Locate all lines in the data below that hold "level" and show them.
------ Raw data ------
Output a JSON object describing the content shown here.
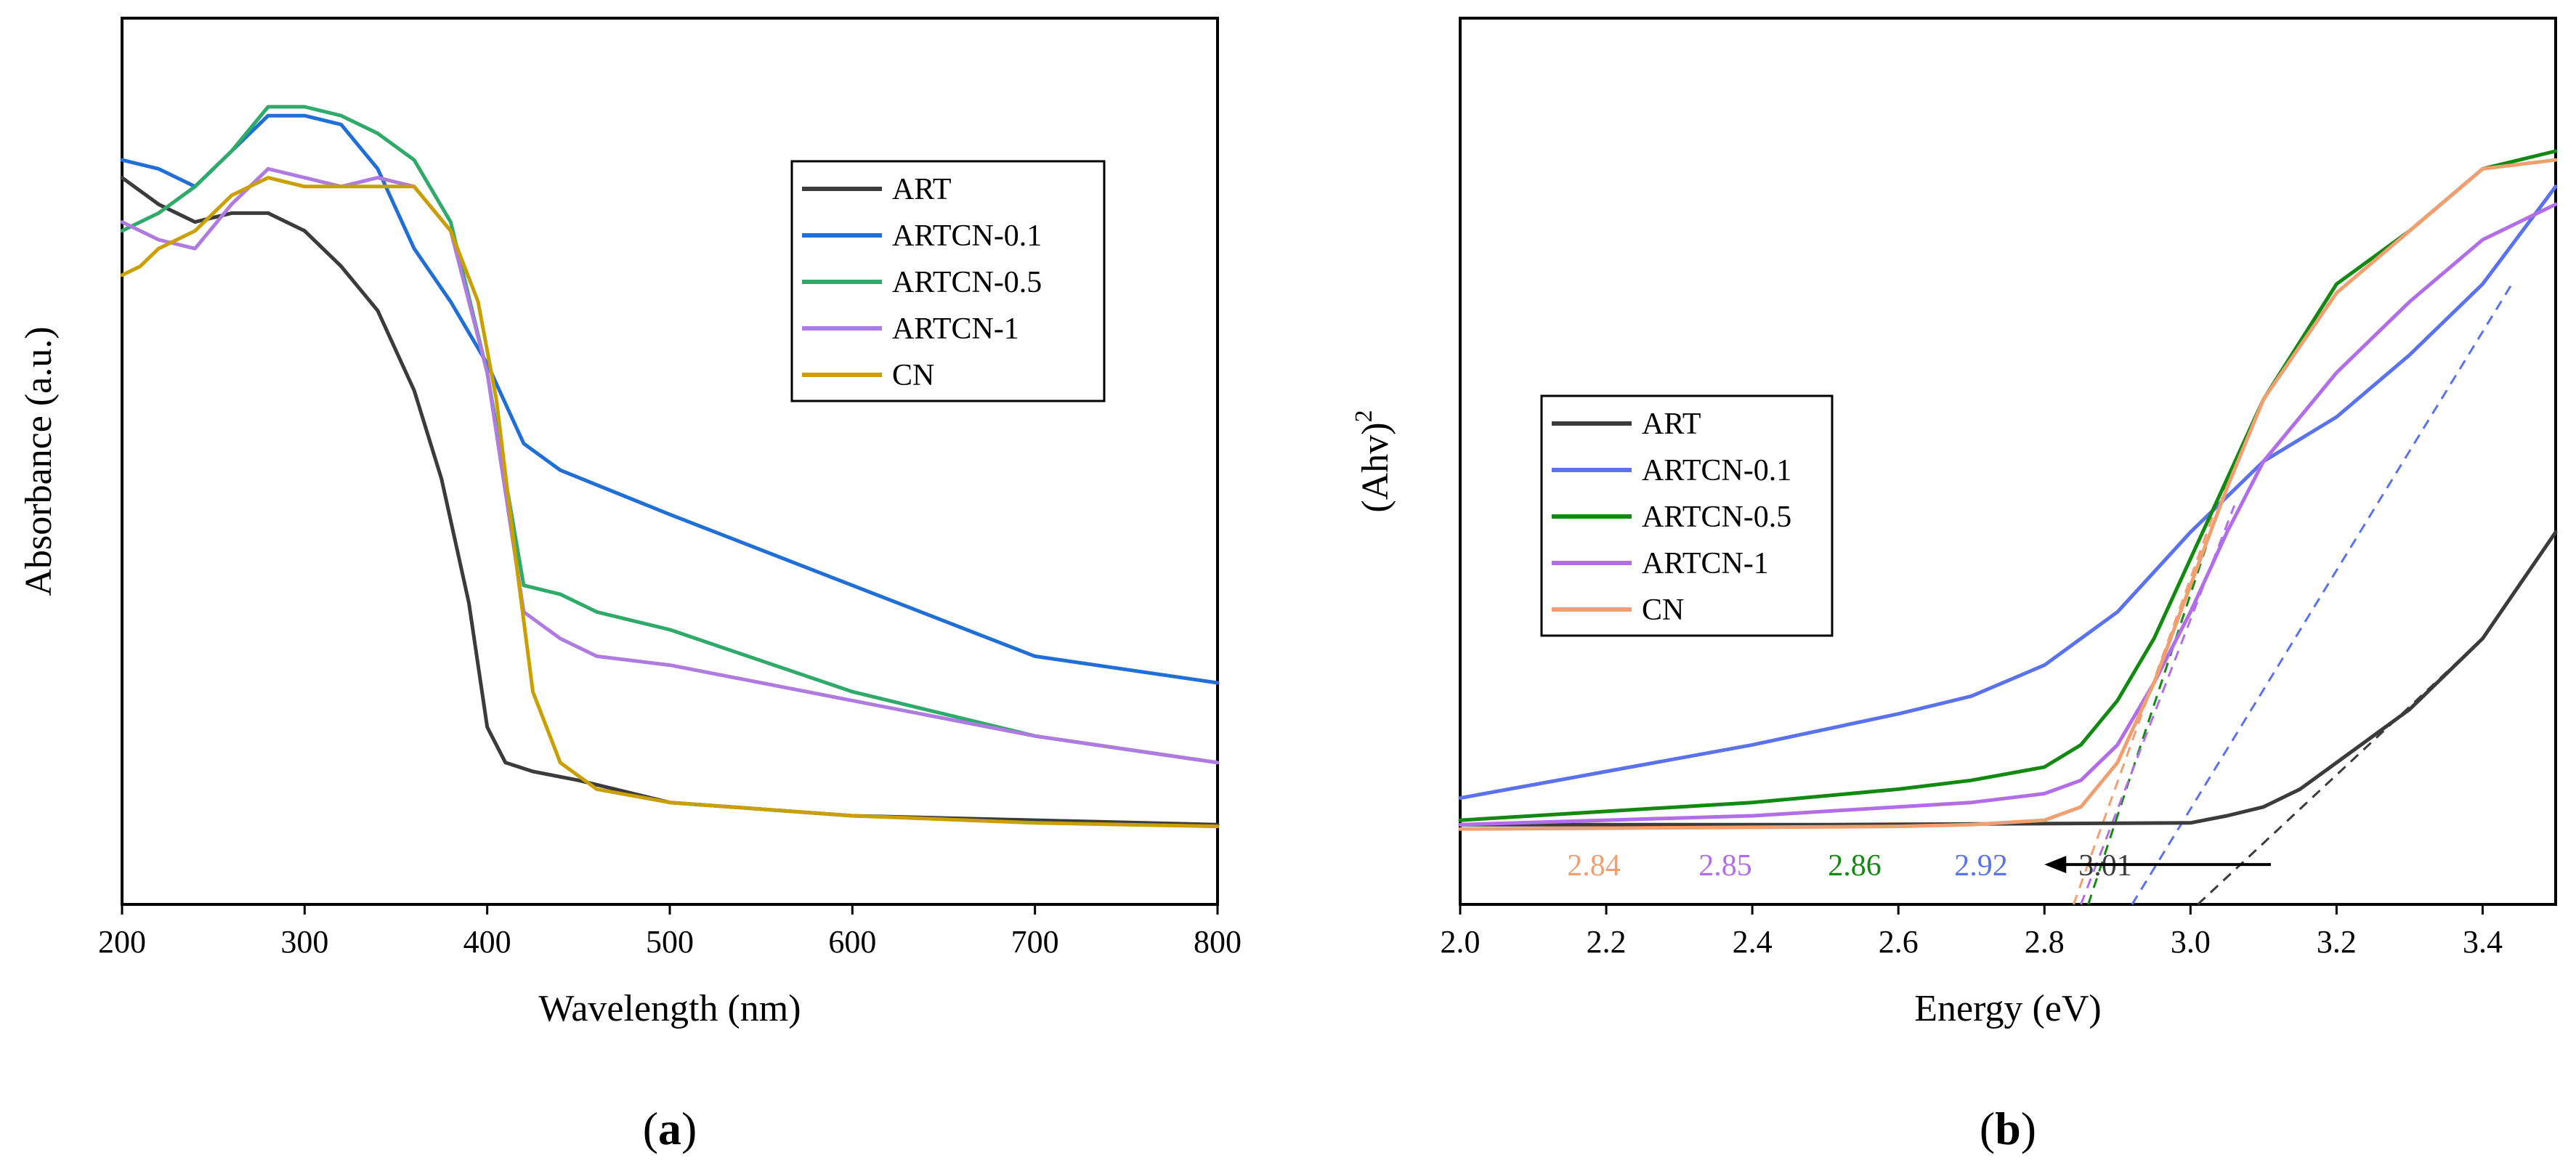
{
  "panel_labels": {
    "a_open": "(",
    "a_letter": "a",
    "a_close": ")",
    "b_open": "(",
    "b_letter": "b",
    "b_close": ")"
  },
  "colors": {
    "ART": "#3b3b3b",
    "ARTCN-0.1_a": "#1f6fd6",
    "ARTCN-0.5_a": "#2faa6a",
    "ARTCN-1_a": "#b07be0",
    "CN_a": "#c9a000",
    "ARTCN-0.1_b": "#5b72ee",
    "ARTCN-0.5_b": "#128a12",
    "ARTCN-1_b": "#b16ee8",
    "CN_b": "#f0a070"
  },
  "chart_data": [
    {
      "id": "a",
      "type": "line",
      "title": "",
      "xlabel": "Wavelength (nm)",
      "ylabel": "Absorbance (a.u.)",
      "xlim": [
        200,
        800
      ],
      "ylim": [
        0,
        1.0
      ],
      "xticks": [
        200,
        300,
        400,
        500,
        600,
        700,
        800
      ],
      "xtick_labels": [
        "200",
        "300",
        "400",
        "500",
        "600",
        "700",
        "800"
      ],
      "legend_position": "top-right",
      "series": [
        {
          "name": "ART",
          "color_key": "ART",
          "x": [
            200,
            220,
            240,
            260,
            280,
            300,
            320,
            340,
            360,
            375,
            390,
            400,
            410,
            425,
            450,
            500,
            600,
            700,
            800
          ],
          "y": [
            0.82,
            0.79,
            0.77,
            0.78,
            0.78,
            0.76,
            0.72,
            0.67,
            0.58,
            0.48,
            0.34,
            0.2,
            0.16,
            0.15,
            0.14,
            0.115,
            0.1,
            0.095,
            0.09
          ]
        },
        {
          "name": "ARTCN-0.1",
          "color_key": "ARTCN-0.1_a",
          "x": [
            200,
            220,
            240,
            260,
            280,
            300,
            320,
            340,
            360,
            380,
            400,
            420,
            440,
            500,
            600,
            700,
            800
          ],
          "y": [
            0.84,
            0.83,
            0.81,
            0.85,
            0.89,
            0.89,
            0.88,
            0.83,
            0.74,
            0.68,
            0.61,
            0.52,
            0.49,
            0.44,
            0.36,
            0.28,
            0.25
          ]
        },
        {
          "name": "ARTCN-0.5",
          "color_key": "ARTCN-0.5_a",
          "x": [
            200,
            220,
            240,
            260,
            280,
            300,
            320,
            340,
            360,
            380,
            400,
            420,
            440,
            460,
            500,
            600,
            700,
            800
          ],
          "y": [
            0.76,
            0.78,
            0.81,
            0.85,
            0.9,
            0.9,
            0.89,
            0.87,
            0.84,
            0.77,
            0.6,
            0.36,
            0.35,
            0.33,
            0.31,
            0.24,
            0.19,
            0.16
          ]
        },
        {
          "name": "ARTCN-1",
          "color_key": "ARTCN-1_a",
          "x": [
            200,
            220,
            240,
            260,
            280,
            300,
            320,
            340,
            360,
            380,
            400,
            420,
            440,
            460,
            500,
            600,
            700,
            800
          ],
          "y": [
            0.77,
            0.75,
            0.74,
            0.79,
            0.83,
            0.82,
            0.81,
            0.82,
            0.81,
            0.76,
            0.6,
            0.33,
            0.3,
            0.28,
            0.27,
            0.23,
            0.19,
            0.16
          ]
        },
        {
          "name": "CN",
          "color_key": "CN_a",
          "x": [
            200,
            210,
            220,
            240,
            260,
            280,
            300,
            320,
            340,
            360,
            380,
            395,
            405,
            415,
            425,
            440,
            460,
            500,
            600,
            700,
            800
          ],
          "y": [
            0.71,
            0.72,
            0.74,
            0.76,
            0.8,
            0.82,
            0.81,
            0.81,
            0.81,
            0.81,
            0.76,
            0.68,
            0.57,
            0.4,
            0.24,
            0.16,
            0.13,
            0.115,
            0.1,
            0.092,
            0.088
          ]
        }
      ]
    },
    {
      "id": "b",
      "type": "line",
      "title": "",
      "xlabel": "Energy (eV)",
      "ylabel_main": "(Ahv)",
      "ylabel_sup": "2",
      "xlim": [
        2.0,
        3.5
      ],
      "ylim": [
        0,
        1.0
      ],
      "xticks": [
        2.0,
        2.2,
        2.4,
        2.6,
        2.8,
        3.0,
        3.2,
        3.4
      ],
      "xtick_labels": [
        "2.0",
        "2.2",
        "2.4",
        "2.6",
        "2.8",
        "3.0",
        "3.2",
        "3.4"
      ],
      "legend_position": "middle-left",
      "series": [
        {
          "name": "ART",
          "color_key": "ART",
          "x": [
            2.0,
            2.5,
            3.0,
            3.05,
            3.1,
            3.15,
            3.2,
            3.25,
            3.3,
            3.35,
            3.4,
            3.45,
            3.5
          ],
          "y": [
            0.09,
            0.09,
            0.092,
            0.1,
            0.11,
            0.13,
            0.16,
            0.19,
            0.22,
            0.26,
            0.3,
            0.36,
            0.42
          ]
        },
        {
          "name": "ARTCN-0.1",
          "color_key": "ARTCN-0.1_b",
          "x": [
            2.0,
            2.2,
            2.4,
            2.6,
            2.7,
            2.8,
            2.9,
            3.0,
            3.1,
            3.2,
            3.3,
            3.4,
            3.5
          ],
          "y": [
            0.12,
            0.15,
            0.18,
            0.215,
            0.235,
            0.27,
            0.33,
            0.42,
            0.5,
            0.55,
            0.62,
            0.7,
            0.81
          ]
        },
        {
          "name": "ARTCN-0.5",
          "color_key": "ARTCN-0.5_b",
          "x": [
            2.0,
            2.2,
            2.4,
            2.6,
            2.7,
            2.8,
            2.85,
            2.9,
            2.95,
            3.0,
            3.05,
            3.1,
            3.2,
            3.3,
            3.4,
            3.5
          ],
          "y": [
            0.095,
            0.105,
            0.115,
            0.13,
            0.14,
            0.155,
            0.18,
            0.23,
            0.3,
            0.39,
            0.48,
            0.57,
            0.7,
            0.76,
            0.83,
            0.85
          ]
        },
        {
          "name": "ARTCN-1",
          "color_key": "ARTCN-1_b",
          "x": [
            2.0,
            2.2,
            2.4,
            2.6,
            2.7,
            2.8,
            2.85,
            2.9,
            2.95,
            3.0,
            3.05,
            3.1,
            3.2,
            3.3,
            3.4,
            3.5
          ],
          "y": [
            0.09,
            0.095,
            0.1,
            0.11,
            0.115,
            0.125,
            0.14,
            0.18,
            0.25,
            0.33,
            0.42,
            0.5,
            0.6,
            0.68,
            0.75,
            0.79
          ]
        },
        {
          "name": "CN",
          "color_key": "CN_b",
          "x": [
            2.0,
            2.2,
            2.4,
            2.6,
            2.7,
            2.8,
            2.85,
            2.9,
            2.95,
            3.0,
            3.05,
            3.1,
            3.2,
            3.3,
            3.4,
            3.5
          ],
          "y": [
            0.085,
            0.086,
            0.087,
            0.088,
            0.09,
            0.095,
            0.11,
            0.16,
            0.25,
            0.36,
            0.47,
            0.57,
            0.69,
            0.76,
            0.83,
            0.84
          ]
        }
      ],
      "tangent_lines": [
        {
          "color_key": "ART",
          "x": [
            3.01,
            3.4
          ],
          "y": [
            0.0,
            0.3
          ]
        },
        {
          "color_key": "ARTCN-0.1_b",
          "x": [
            2.92,
            3.44
          ],
          "y": [
            0.0,
            0.7
          ]
        },
        {
          "color_key": "ARTCN-0.5_b",
          "x": [
            2.86,
            3.06
          ],
          "y": [
            0.0,
            0.5
          ]
        },
        {
          "color_key": "ARTCN-1_b",
          "x": [
            2.85,
            3.06
          ],
          "y": [
            0.0,
            0.45
          ]
        },
        {
          "color_key": "CN_b",
          "x": [
            2.84,
            3.04
          ],
          "y": [
            0.0,
            0.46
          ]
        }
      ],
      "band_gaps": [
        {
          "label": "2.84",
          "color_key": "CN_b"
        },
        {
          "label": "2.85",
          "color_key": "ARTCN-1_b"
        },
        {
          "label": "2.86",
          "color_key": "ARTCN-0.5_b"
        },
        {
          "label": "2.92",
          "color_key": "ARTCN-0.1_b"
        },
        {
          "label": "3.01",
          "color_key": "ART"
        }
      ],
      "arrow": {
        "from_x": 3.11,
        "to_x": 2.8,
        "y": 0.045
      }
    }
  ]
}
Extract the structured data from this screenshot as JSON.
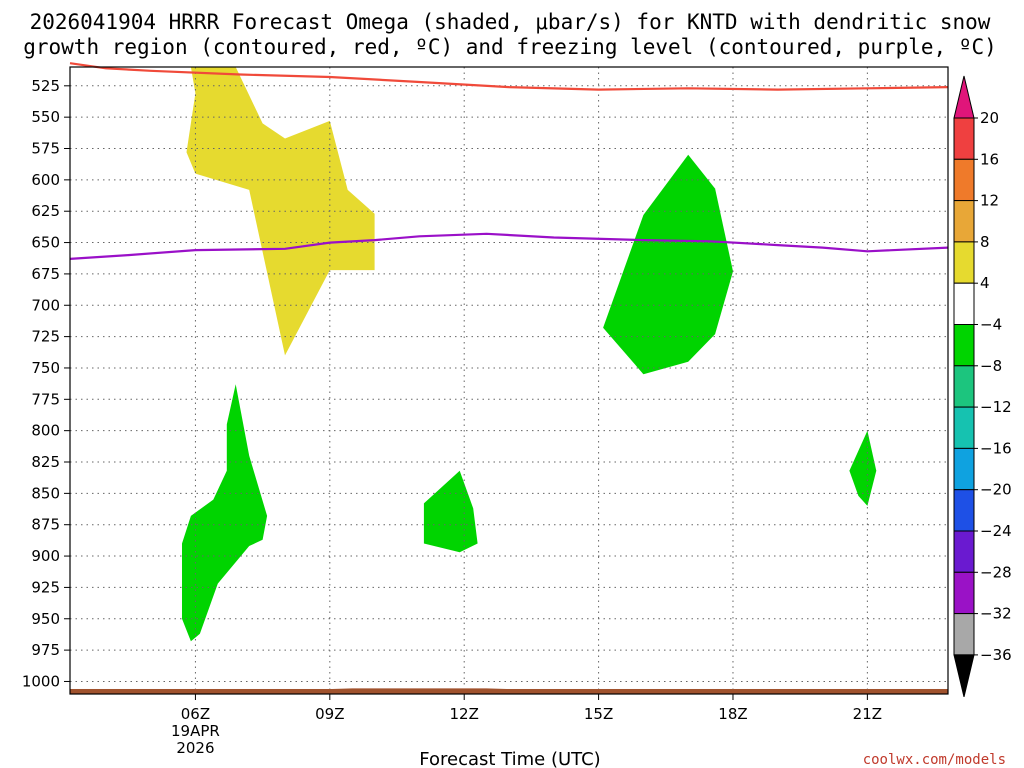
{
  "chart_data": {
    "type": "contour",
    "title_lines": [
      "2026041904 HRRR Forecast Omega (shaded, μbar/s) for KNTD with dendritic snow",
      "growth region (contoured, red, ºC) and freezing level (contoured, purple, ºC)"
    ],
    "xlabel": "Forecast Time (UTC)",
    "credit": "coolwx.com/models",
    "x_range": [
      3.2,
      22.8
    ],
    "y_range": [
      1010,
      510
    ],
    "x_ticks": [
      {
        "value": 6,
        "label": "06Z",
        "sub": [
          "19APR",
          "2026"
        ]
      },
      {
        "value": 9,
        "label": "09Z",
        "sub": []
      },
      {
        "value": 12,
        "label": "12Z",
        "sub": []
      },
      {
        "value": 15,
        "label": "15Z",
        "sub": []
      },
      {
        "value": 18,
        "label": "18Z",
        "sub": []
      },
      {
        "value": 21,
        "label": "21Z",
        "sub": []
      }
    ],
    "y_ticks": [
      "525",
      "550",
      "575",
      "600",
      "625",
      "650",
      "675",
      "700",
      "725",
      "750",
      "775",
      "800",
      "825",
      "850",
      "875",
      "900",
      "925",
      "950",
      "975",
      "1000"
    ],
    "colorbar": {
      "labels": [
        "20",
        "16",
        "12",
        "8",
        "4",
        "−4",
        "−8",
        "−12",
        "−16",
        "−20",
        "−24",
        "−28",
        "−32",
        "−36"
      ],
      "colors": [
        "#ef4040",
        "#ef7a2a",
        "#e8a737",
        "#e6da2f",
        "#ffffff",
        "#00d400",
        "#1cc57e",
        "#16c2b0",
        "#0fa2e0",
        "#1e50e6",
        "#6a1ad0",
        "#9a12c6",
        "#a8a8a8"
      ],
      "top_arrow_color": "#e0157a",
      "bottom_arrow_color": "#000000"
    },
    "shaded_regions": [
      {
        "name": "omega-positive-4-8",
        "color": "#e6da2f",
        "points": [
          [
            5.9,
            510
          ],
          [
            6.9,
            510
          ],
          [
            7.5,
            555
          ],
          [
            8.0,
            567
          ],
          [
            9.0,
            553
          ],
          [
            9.4,
            608
          ],
          [
            10.0,
            627
          ],
          [
            10.0,
            672
          ],
          [
            9.0,
            672
          ],
          [
            8.0,
            740
          ],
          [
            7.2,
            608
          ],
          [
            6.0,
            595
          ],
          [
            5.8,
            578
          ],
          [
            6.0,
            531
          ]
        ]
      },
      {
        "name": "omega-negative-4-8-east",
        "color": "#00d400",
        "points": [
          [
            17.0,
            580
          ],
          [
            17.6,
            607
          ],
          [
            18.0,
            673
          ],
          [
            17.6,
            723
          ],
          [
            17.0,
            745
          ],
          [
            16.0,
            755
          ],
          [
            15.1,
            718
          ],
          [
            16.0,
            628
          ]
        ]
      },
      {
        "name": "omega-negative-4-8-low-left",
        "color": "#00d400",
        "points": [
          [
            6.9,
            763
          ],
          [
            7.2,
            820
          ],
          [
            7.6,
            868
          ],
          [
            7.5,
            887
          ],
          [
            7.2,
            892
          ],
          [
            6.5,
            922
          ],
          [
            6.1,
            962
          ],
          [
            5.9,
            968
          ],
          [
            5.7,
            950
          ],
          [
            5.7,
            890
          ],
          [
            5.9,
            868
          ],
          [
            6.4,
            855
          ],
          [
            6.7,
            832
          ],
          [
            6.7,
            795
          ]
        ]
      },
      {
        "name": "omega-negative-4-8-mid",
        "color": "#00d400",
        "points": [
          [
            11.9,
            832
          ],
          [
            12.2,
            862
          ],
          [
            12.3,
            890
          ],
          [
            11.9,
            897
          ],
          [
            11.1,
            890
          ],
          [
            11.1,
            858
          ]
        ]
      },
      {
        "name": "omega-negative-4-8-right",
        "color": "#00d400",
        "points": [
          [
            21.0,
            800
          ],
          [
            21.2,
            832
          ],
          [
            21.0,
            860
          ],
          [
            20.8,
            852
          ],
          [
            20.6,
            832
          ]
        ]
      }
    ],
    "contours": [
      {
        "name": "dendritic-snow-growth-boundary",
        "color": "#f04a3a",
        "points": [
          [
            3.2,
            507
          ],
          [
            4.0,
            511
          ],
          [
            5.0,
            513
          ],
          [
            7.0,
            516
          ],
          [
            9.0,
            518
          ],
          [
            11.0,
            522
          ],
          [
            13.0,
            526
          ],
          [
            15.0,
            528
          ],
          [
            17.0,
            527
          ],
          [
            19.0,
            528
          ],
          [
            21.0,
            527
          ],
          [
            22.8,
            526
          ]
        ]
      },
      {
        "name": "freezing-level",
        "color": "#9a10c8",
        "points": [
          [
            3.2,
            663
          ],
          [
            4.5,
            660
          ],
          [
            6.0,
            656
          ],
          [
            8.0,
            655
          ],
          [
            9.0,
            650
          ],
          [
            10.0,
            648
          ],
          [
            11.0,
            645
          ],
          [
            12.5,
            643
          ],
          [
            14.0,
            646
          ],
          [
            16.0,
            648
          ],
          [
            17.5,
            649
          ],
          [
            19.0,
            652
          ],
          [
            20.0,
            654
          ],
          [
            21.0,
            657
          ],
          [
            22.8,
            654
          ]
        ]
      }
    ],
    "surface_band": {
      "color": "#a0522d",
      "from": 1010,
      "to": 1006,
      "hump": [
        [
          9.5,
          1005.5
        ],
        [
          12.5,
          1005.5
        ]
      ]
    }
  }
}
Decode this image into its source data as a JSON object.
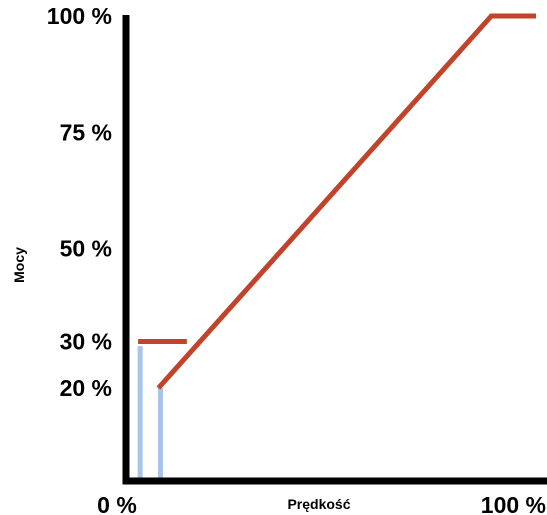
{
  "chart_data": {
    "type": "line",
    "title": "",
    "xlabel": "Prędkość",
    "ylabel": "Mocy",
    "xlim": [
      0,
      100
    ],
    "ylim": [
      0,
      100
    ],
    "x_ticks": [
      {
        "value": 0,
        "label": "0 %"
      },
      {
        "value": 100,
        "label": "100 %"
      }
    ],
    "y_ticks": [
      {
        "value": 100,
        "label": "100 %"
      },
      {
        "value": 75,
        "label": "75 %"
      },
      {
        "value": 50,
        "label": "50 %"
      },
      {
        "value": 30,
        "label": "30 %"
      },
      {
        "value": 20,
        "label": "20 %"
      }
    ],
    "series": [
      {
        "color": "#c0432a",
        "points": [
          {
            "x": 2,
            "y": 30
          },
          {
            "x": 14,
            "y": 30
          }
        ]
      },
      {
        "color": "#c0432a",
        "points": [
          {
            "x": 7,
            "y": 20
          },
          {
            "x": 89,
            "y": 100
          },
          {
            "x": 100,
            "y": 100
          }
        ]
      }
    ],
    "bars": [
      {
        "x": 2.5,
        "y": 29,
        "color": "#a8c4e8"
      },
      {
        "x": 7.5,
        "y": 20,
        "color": "#a8c4e8"
      }
    ],
    "grid": false,
    "legend": "none"
  }
}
------
[Complete response]
      "growth region (contoured, red, ºC) and freezing level (contoured, purple, ºC)"
        "name": "freezing-level",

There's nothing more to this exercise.